Exercise directions:
All of the data needs to be repeated exactly.

═══

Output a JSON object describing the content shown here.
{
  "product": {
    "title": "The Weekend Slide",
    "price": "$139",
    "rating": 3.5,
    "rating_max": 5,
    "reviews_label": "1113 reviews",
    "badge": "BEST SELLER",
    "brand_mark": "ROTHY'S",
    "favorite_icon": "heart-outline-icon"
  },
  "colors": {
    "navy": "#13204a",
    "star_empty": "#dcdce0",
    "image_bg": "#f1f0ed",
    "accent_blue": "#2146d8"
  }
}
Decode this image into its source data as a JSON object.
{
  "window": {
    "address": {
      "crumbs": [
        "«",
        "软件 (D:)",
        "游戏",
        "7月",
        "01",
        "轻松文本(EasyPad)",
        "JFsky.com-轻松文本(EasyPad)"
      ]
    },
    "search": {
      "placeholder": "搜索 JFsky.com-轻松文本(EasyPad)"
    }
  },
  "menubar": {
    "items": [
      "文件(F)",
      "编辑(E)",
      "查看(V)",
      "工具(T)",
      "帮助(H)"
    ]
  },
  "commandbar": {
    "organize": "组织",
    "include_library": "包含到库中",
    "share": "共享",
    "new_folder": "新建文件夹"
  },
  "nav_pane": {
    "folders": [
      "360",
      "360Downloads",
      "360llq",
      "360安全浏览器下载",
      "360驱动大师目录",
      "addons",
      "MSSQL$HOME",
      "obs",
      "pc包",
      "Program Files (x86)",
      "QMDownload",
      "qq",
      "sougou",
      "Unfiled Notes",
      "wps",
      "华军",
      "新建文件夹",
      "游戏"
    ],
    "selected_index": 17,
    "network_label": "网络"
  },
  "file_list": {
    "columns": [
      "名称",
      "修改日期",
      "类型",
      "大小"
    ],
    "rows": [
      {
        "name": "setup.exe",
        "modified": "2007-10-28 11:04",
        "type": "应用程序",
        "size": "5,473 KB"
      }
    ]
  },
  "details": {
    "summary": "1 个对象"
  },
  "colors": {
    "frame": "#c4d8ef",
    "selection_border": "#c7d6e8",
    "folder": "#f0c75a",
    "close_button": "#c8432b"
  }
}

═══

Finished task:
Output a JSON object describing the content shown here.
{
  "product": {
    "title": "The Weekend Slide",
    "price": "$139",
    "rating": 3.5,
    "rating_max": 5,
    "reviews_label": "1113 reviews",
    "badge": "BEST SELLER",
    "brand_mark": "ROTHY'S",
    "favorite_icon": "heart-outline-icon"
  },
  "colors": {
    "navy": "#13204a",
    "star_empty": "#dcdce0",
    "image_bg": "#f1f0ed",
    "accent_blue": "#2146d8"
  }
}
Decode this image into its source data as a JSON object.
{
  "window": {
    "address": {
      "crumbs": [
        "«",
        "软件 (D:)",
        "游戏",
        "7月",
        "01",
        "轻松文本(EasyPad)",
        "JFsky.com-轻松文本(EasyPad)"
      ]
    },
    "search": {
      "placeholder": "搜索 JFsky.com-轻松文本(EasyPad)"
    }
  },
  "menubar": {
    "items": [
      "文件(F)",
      "编辑(E)",
      "查看(V)",
      "工具(T)",
      "帮助(H)"
    ]
  },
  "commandbar": {
    "organize": "组织",
    "include_library": "包含到库中",
    "share": "共享",
    "new_folder": "新建文件夹"
  },
  "nav_pane": {
    "folders": [
      "360",
      "360Downloads",
      "360llq",
      "360安全浏览器下载",
      "360驱动大师目录",
      "addons",
      "MSSQL$HOME",
      "obs",
      "pc包",
      "Program Files (x86)",
      "QMDownload",
      "qq",
      "sougou",
      "Unfiled Notes",
      "wps",
      "华军",
      "新建文件夹",
      "游戏"
    ],
    "selected_index": 17,
    "network_label": "网络"
  },
  "file_list": {
    "columns": [
      "名称",
      "修改日期",
      "类型",
      "大小"
    ],
    "rows": [
      {
        "name": "setup.exe",
        "modified": "2007-10-28 11:04",
        "type": "应用程序",
        "size": "5,473 KB"
      }
    ]
  },
  "details": {
    "summary": "1 个对象"
  },
  "colors": {
    "frame": "#c4d8ef",
    "selection_border": "#c7d6e8",
    "folder": "#f0c75a",
    "close_button": "#c8432b"
  }
}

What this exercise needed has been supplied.